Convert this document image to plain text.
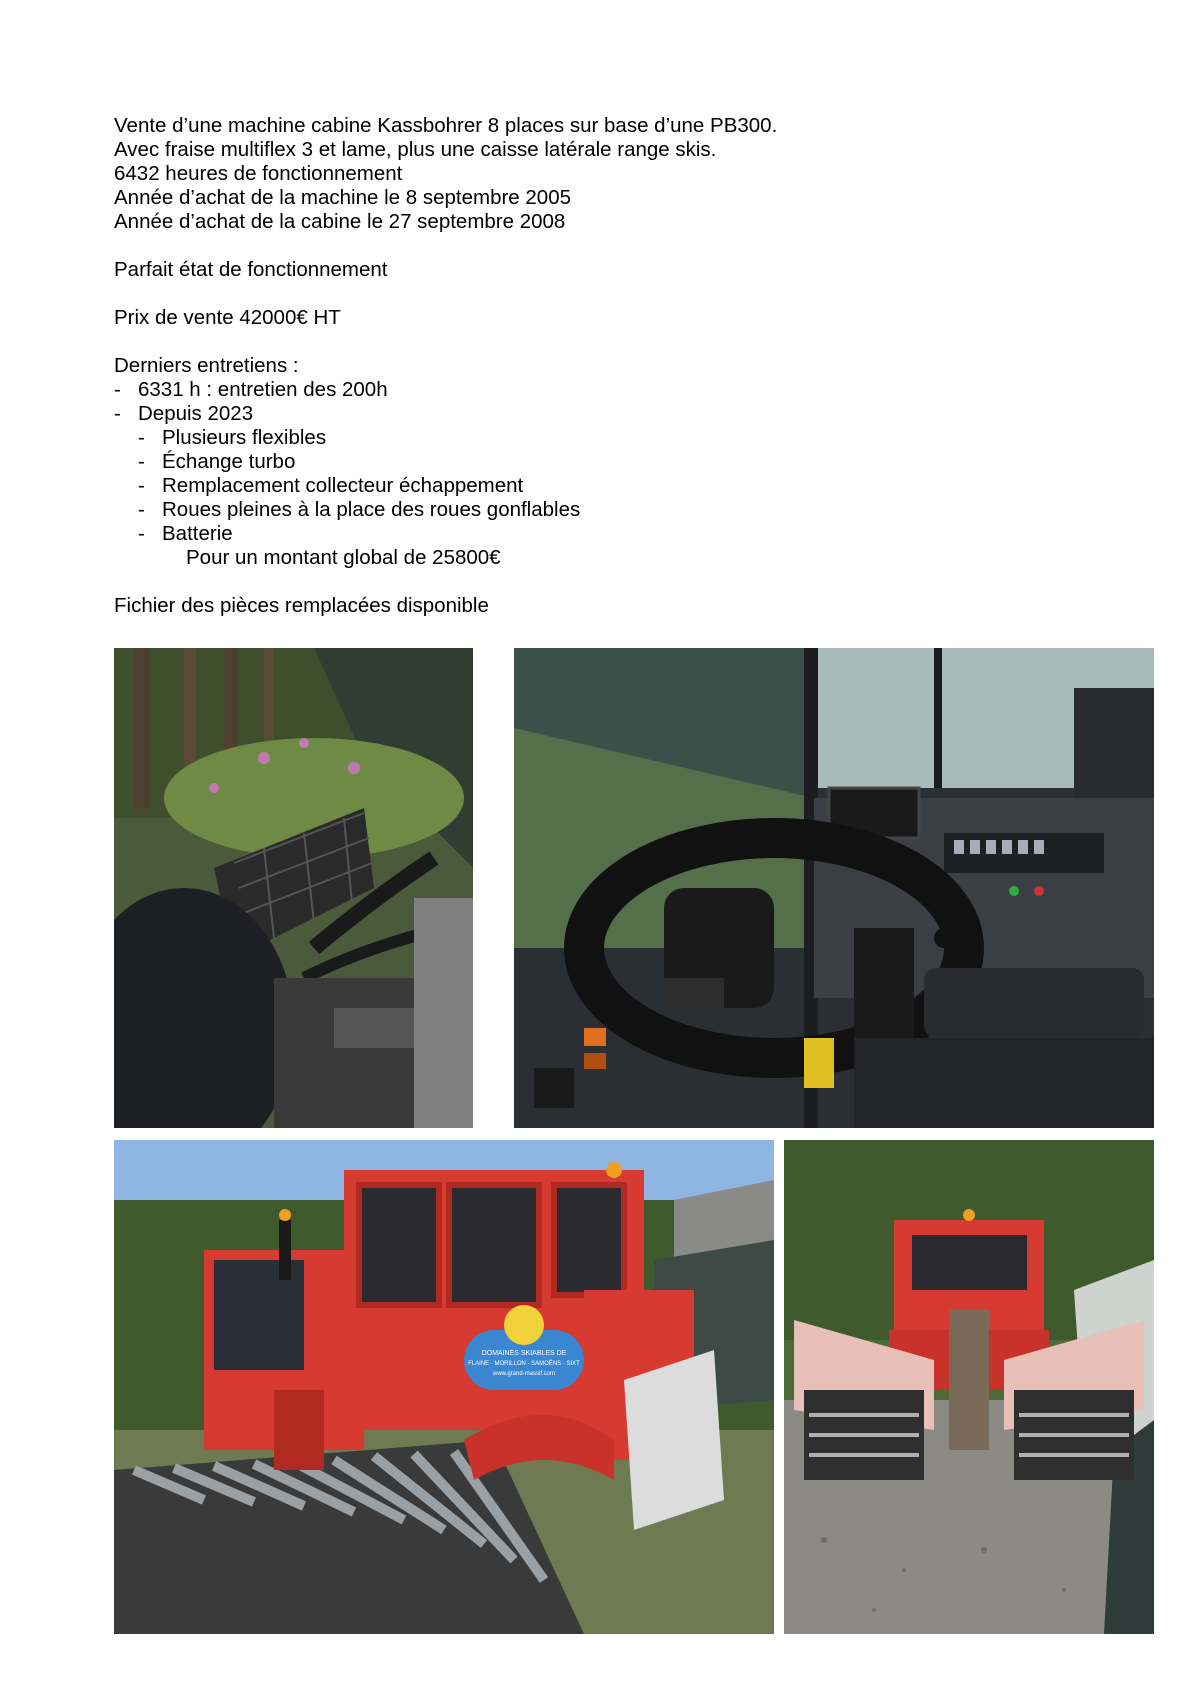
Vente d’une machine cabine Kassbohrer 8 places sur base d’une PB300.
Avec fraise multiflex 3 et lame, plus une caisse latérale range skis.
6432 heures de fonctionnement
Année d’achat de la machine le 8 septembre 2005
Année d’achat de la cabine le 27 septembre 2008
Parfait état de fonctionnement
Prix de vente 42000€ HT
Derniers entretiens :
- 6331 h : entretien des 200h
- Depuis 2023
- Plusieurs flexibles
- Échange turbo
- Remplacement collecteur échappement
- Roues pleines à la place des roues gonflables
- Batterie
Pour un montant global de 25800€
Fichier des pièces remplacées disponible
DOMAINES SKIABLES DE
FLAINE · MORILLON · SAMOËNS · SIXT
www.grand-massif.com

Directive
All of the entries above should be duplicated exactly, except for the pictures.

In response
Convert this document image to plain text.
Vente d’une machine cabine Kassbohrer 8 places sur base d’une PB300.
Avec fraise multiflex 3 et lame, plus une caisse latérale range skis.
6432 heures de fonctionnement
Année d’achat de la machine le 8 septembre 2005
Année d’achat de la cabine le 27 septembre 2008
Parfait état de fonctionnement
Prix de vente 42000€ HT
Derniers entretiens :
- 6331 h : entretien des 200h
- Depuis 2023
- Plusieurs flexibles
- Échange turbo
- Remplacement collecteur échappement
- Roues pleines à la place des roues gonflables
- Batterie
Pour un montant global de 25800€
Fichier des pièces remplacées disponible
DOMAINES SKIABLES DE
FLAINE · MORILLON · SAMOËNS · SIXT
www.grand-massif.com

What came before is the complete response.